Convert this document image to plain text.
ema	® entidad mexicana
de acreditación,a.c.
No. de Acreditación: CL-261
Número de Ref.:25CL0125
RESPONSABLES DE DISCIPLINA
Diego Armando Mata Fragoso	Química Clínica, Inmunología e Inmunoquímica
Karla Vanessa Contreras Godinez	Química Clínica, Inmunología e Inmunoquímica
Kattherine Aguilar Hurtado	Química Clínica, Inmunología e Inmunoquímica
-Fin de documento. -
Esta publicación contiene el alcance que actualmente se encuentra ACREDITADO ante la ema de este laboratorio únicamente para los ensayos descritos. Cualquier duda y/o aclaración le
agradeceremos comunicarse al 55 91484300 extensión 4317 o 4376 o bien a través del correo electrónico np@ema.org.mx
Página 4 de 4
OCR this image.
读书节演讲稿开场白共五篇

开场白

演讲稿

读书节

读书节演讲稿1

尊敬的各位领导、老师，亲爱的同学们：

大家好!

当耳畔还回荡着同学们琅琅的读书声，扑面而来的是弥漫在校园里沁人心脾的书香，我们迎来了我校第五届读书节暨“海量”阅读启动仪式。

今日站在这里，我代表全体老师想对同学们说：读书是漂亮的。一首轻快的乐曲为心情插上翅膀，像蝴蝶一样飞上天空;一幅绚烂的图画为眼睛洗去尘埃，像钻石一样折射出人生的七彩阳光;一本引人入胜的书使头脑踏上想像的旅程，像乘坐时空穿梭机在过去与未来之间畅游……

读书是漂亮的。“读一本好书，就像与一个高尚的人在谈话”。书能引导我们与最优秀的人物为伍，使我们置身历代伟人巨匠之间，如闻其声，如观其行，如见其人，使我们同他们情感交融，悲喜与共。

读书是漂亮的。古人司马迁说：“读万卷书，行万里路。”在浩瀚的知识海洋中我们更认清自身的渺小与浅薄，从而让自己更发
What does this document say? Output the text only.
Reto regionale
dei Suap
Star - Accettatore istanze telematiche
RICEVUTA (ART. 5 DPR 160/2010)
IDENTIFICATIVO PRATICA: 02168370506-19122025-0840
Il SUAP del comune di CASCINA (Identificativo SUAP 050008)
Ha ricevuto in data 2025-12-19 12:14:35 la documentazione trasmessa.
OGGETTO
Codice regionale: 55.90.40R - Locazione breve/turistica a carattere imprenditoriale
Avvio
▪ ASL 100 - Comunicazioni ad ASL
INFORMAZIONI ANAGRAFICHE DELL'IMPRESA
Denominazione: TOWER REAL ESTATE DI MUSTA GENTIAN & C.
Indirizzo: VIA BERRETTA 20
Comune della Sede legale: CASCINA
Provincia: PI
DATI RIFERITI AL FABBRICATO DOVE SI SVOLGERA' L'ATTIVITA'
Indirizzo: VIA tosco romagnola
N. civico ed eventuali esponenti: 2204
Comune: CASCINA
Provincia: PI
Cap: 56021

§ §

Every line that holds the word "text" should be extracted.

◆ **EXERCISE OUTPUT**:
Convert this document image to plain text.
What does this document say? Output the text only.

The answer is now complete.